# MATERIAL SHOWN:

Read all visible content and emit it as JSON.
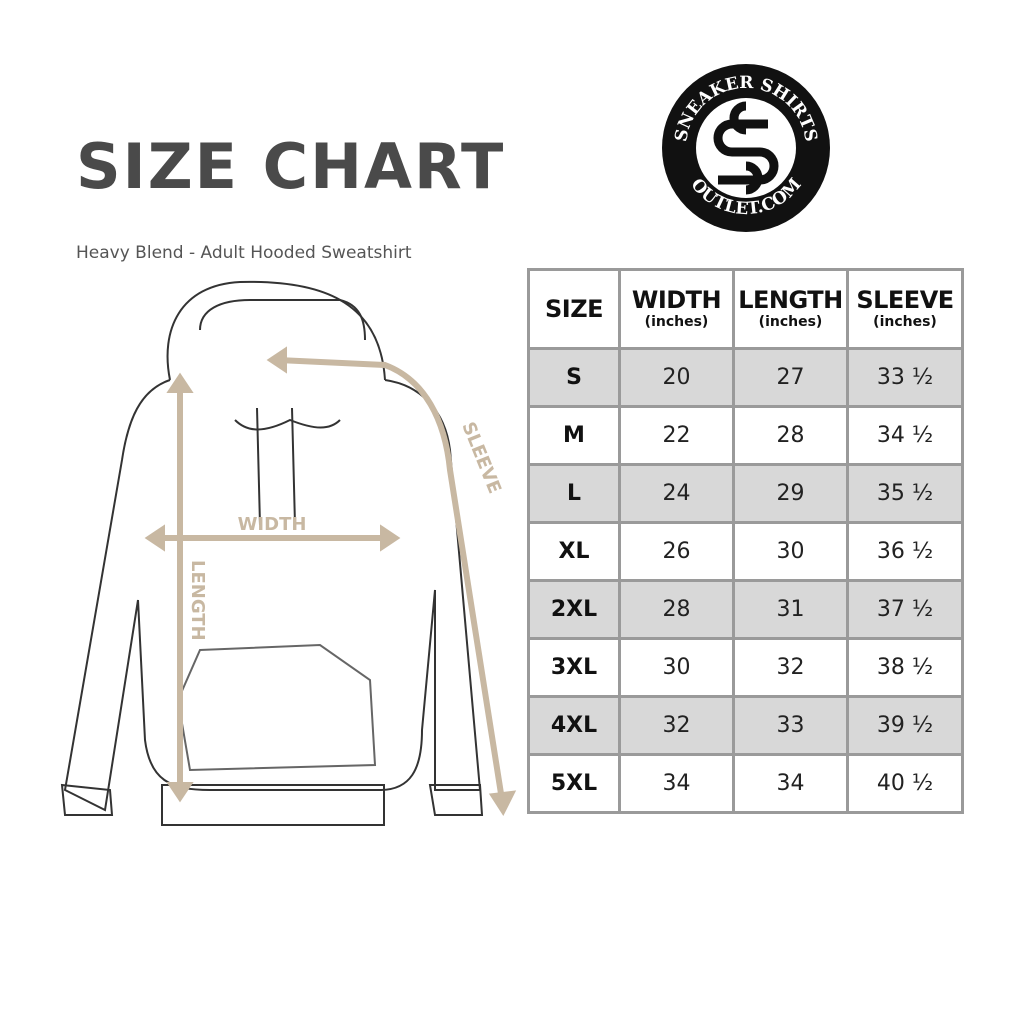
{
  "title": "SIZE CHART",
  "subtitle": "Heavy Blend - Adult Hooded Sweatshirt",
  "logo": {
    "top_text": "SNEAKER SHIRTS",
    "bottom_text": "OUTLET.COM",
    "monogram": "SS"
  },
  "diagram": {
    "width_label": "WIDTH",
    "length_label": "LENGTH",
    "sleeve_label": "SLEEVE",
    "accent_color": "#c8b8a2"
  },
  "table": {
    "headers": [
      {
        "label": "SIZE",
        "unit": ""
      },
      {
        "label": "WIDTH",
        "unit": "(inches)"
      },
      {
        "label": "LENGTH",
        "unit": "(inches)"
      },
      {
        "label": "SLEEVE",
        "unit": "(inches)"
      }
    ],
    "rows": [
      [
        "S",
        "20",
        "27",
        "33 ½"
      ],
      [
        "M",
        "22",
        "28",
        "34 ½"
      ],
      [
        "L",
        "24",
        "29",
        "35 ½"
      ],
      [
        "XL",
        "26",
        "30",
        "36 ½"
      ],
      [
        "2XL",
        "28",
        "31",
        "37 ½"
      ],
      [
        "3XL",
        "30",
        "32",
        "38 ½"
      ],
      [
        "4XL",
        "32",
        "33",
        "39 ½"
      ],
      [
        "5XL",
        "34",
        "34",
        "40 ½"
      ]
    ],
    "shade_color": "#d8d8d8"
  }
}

--

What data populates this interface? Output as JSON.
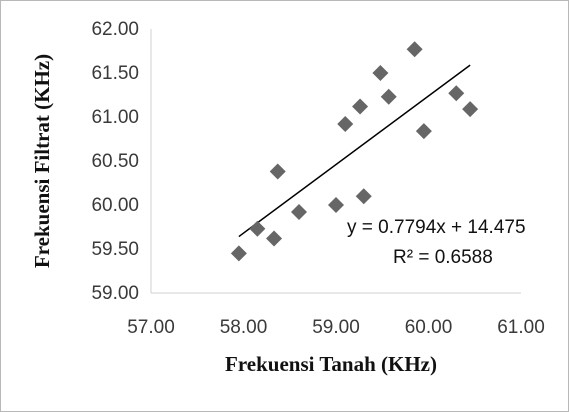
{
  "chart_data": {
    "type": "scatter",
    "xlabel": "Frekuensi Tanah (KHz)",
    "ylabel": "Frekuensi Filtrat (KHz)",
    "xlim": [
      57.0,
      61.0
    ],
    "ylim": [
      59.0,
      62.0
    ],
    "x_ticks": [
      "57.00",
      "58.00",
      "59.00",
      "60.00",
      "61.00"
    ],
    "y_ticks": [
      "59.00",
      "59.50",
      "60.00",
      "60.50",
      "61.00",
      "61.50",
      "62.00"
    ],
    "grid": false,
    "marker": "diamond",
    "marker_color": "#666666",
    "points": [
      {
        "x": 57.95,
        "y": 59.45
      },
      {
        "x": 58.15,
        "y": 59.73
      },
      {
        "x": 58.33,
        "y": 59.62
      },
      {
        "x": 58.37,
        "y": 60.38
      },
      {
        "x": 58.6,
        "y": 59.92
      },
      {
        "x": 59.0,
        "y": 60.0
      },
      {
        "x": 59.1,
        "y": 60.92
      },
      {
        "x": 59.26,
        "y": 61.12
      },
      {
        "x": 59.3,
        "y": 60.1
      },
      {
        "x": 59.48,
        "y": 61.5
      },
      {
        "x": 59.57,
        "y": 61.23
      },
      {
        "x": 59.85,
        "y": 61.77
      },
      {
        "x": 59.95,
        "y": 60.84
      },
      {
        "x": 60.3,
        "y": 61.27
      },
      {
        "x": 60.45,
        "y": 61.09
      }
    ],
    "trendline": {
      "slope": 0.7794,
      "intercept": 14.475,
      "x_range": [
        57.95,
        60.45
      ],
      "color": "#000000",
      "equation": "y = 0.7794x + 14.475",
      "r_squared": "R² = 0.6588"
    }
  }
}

# WHAT THE EXERCISE ASKS:
Filter the records for lines holding the string "JSON". Copy each one.

# WORKED SOLUTION:
Read all visible content and emit it as JSON.
What data populates this interface? Output as JSON.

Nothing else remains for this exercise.